--- Prompt ---
Find every line with the word "this". Copy those lines.

[Dataset rows about figures]
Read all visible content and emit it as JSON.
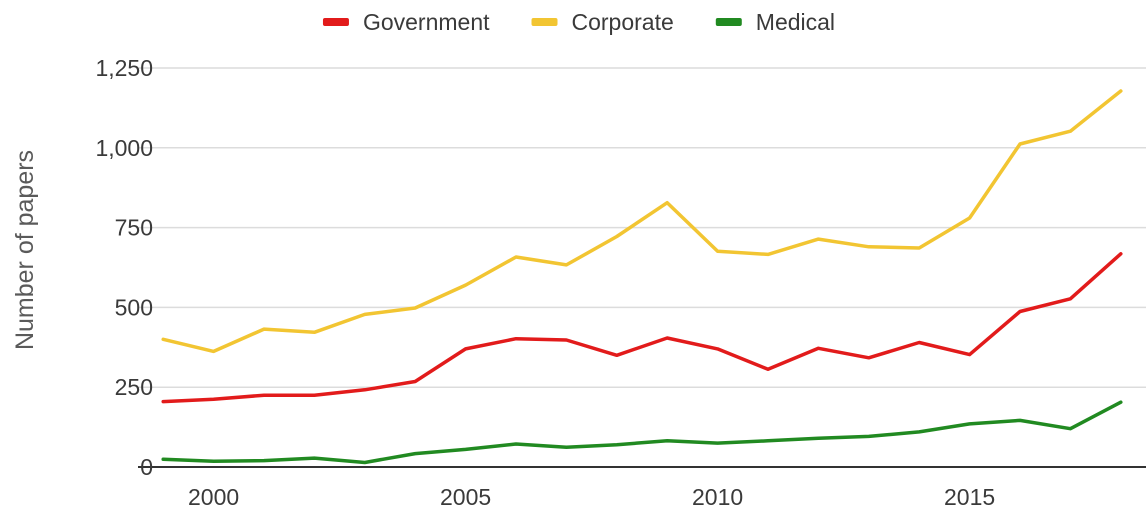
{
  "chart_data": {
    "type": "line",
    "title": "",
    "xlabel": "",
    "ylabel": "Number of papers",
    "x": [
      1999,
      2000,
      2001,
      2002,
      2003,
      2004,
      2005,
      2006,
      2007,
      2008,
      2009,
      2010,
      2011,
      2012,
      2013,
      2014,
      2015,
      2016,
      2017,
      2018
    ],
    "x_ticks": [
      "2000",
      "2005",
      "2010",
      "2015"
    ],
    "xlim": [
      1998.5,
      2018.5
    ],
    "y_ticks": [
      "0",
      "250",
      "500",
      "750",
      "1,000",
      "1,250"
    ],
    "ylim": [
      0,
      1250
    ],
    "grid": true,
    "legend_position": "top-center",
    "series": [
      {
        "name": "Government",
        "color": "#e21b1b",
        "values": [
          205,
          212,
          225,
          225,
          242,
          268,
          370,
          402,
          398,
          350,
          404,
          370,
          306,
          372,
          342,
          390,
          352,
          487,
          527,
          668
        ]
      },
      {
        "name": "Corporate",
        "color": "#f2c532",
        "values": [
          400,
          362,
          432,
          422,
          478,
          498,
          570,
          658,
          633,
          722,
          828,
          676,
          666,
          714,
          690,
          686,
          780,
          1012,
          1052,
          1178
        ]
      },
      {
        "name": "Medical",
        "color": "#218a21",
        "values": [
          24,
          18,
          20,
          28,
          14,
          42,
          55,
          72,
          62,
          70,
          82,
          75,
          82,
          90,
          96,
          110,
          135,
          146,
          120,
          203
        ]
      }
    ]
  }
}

* * *

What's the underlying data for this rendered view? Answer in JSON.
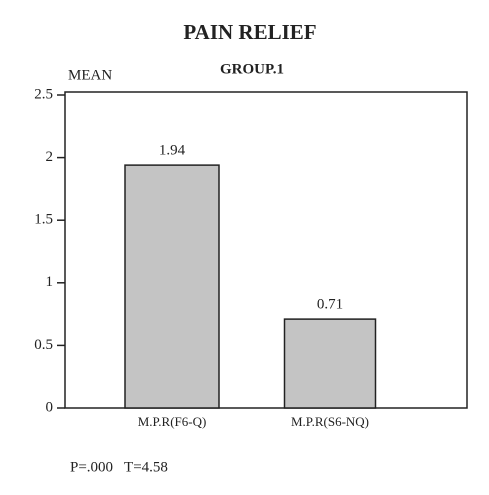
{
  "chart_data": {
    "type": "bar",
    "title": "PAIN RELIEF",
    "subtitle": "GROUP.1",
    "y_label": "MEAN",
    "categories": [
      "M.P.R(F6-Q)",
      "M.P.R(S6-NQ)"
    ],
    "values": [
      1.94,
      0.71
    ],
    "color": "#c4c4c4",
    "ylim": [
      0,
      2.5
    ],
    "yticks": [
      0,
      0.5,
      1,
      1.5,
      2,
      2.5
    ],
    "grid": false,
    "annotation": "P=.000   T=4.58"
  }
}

---

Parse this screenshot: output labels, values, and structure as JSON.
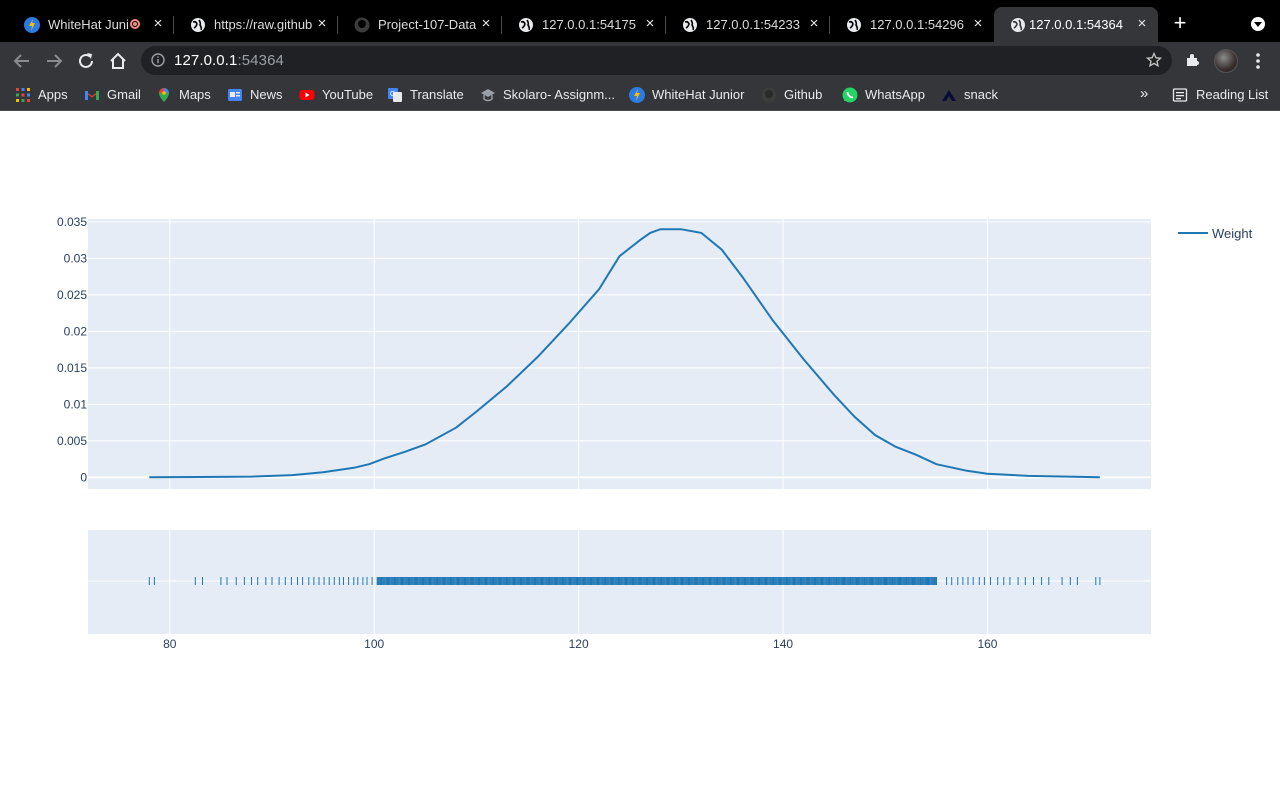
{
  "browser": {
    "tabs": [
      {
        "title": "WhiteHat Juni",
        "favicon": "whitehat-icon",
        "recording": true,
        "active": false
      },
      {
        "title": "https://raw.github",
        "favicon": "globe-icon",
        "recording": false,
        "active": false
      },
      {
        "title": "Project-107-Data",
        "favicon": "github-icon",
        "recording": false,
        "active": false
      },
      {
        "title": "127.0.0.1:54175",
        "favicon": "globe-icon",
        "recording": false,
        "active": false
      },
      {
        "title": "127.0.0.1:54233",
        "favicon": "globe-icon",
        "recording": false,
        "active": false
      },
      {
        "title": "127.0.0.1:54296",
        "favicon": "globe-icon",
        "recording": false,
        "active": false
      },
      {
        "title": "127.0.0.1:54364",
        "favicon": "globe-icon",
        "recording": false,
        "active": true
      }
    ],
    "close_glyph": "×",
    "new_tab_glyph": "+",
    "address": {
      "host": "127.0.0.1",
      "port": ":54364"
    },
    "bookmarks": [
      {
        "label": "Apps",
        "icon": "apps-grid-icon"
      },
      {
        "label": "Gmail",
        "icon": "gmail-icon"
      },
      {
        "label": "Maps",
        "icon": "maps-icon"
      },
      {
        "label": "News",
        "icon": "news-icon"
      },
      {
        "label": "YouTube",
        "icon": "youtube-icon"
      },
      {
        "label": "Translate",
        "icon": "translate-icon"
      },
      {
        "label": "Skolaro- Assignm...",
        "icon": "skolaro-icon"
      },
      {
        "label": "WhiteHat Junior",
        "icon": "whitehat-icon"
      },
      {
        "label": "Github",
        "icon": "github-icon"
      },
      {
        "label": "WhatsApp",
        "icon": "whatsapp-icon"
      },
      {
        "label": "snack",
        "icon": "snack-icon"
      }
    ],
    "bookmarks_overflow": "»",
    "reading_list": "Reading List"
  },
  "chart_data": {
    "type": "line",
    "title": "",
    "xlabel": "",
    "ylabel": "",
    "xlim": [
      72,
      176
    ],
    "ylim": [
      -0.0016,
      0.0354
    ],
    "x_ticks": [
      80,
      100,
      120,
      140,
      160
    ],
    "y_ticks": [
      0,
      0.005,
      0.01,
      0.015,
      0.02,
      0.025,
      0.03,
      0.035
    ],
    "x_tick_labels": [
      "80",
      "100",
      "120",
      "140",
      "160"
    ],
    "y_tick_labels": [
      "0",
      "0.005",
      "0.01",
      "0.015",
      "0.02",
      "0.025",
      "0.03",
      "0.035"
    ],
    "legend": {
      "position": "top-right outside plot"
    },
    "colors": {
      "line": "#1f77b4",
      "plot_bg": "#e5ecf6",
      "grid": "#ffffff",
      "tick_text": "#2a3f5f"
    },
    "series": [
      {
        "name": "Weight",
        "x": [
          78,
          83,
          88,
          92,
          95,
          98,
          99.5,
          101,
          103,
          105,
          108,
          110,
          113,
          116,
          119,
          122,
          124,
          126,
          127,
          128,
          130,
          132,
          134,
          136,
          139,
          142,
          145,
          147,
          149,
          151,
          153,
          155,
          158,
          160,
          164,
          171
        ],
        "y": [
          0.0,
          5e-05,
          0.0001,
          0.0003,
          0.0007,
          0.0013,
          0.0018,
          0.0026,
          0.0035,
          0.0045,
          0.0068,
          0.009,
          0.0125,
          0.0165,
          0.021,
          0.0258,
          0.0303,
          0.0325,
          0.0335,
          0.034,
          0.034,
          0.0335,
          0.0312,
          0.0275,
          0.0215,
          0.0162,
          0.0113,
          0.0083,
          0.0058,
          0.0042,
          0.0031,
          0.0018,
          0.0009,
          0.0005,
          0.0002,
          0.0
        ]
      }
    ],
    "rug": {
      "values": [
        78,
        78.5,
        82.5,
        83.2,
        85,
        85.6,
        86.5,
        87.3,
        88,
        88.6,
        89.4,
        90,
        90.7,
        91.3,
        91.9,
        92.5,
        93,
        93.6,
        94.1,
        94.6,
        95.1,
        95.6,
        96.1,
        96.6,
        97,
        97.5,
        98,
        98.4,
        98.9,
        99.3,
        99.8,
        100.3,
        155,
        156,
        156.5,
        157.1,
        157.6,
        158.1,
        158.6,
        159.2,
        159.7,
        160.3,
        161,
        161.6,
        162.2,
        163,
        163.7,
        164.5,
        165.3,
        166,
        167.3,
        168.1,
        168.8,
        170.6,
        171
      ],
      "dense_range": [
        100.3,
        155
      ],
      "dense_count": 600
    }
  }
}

--- Solved problem ---
What's the underlying data for this rendered view? Answer in JSON.
Parse this screenshot: output labels, values, and structure as JSON.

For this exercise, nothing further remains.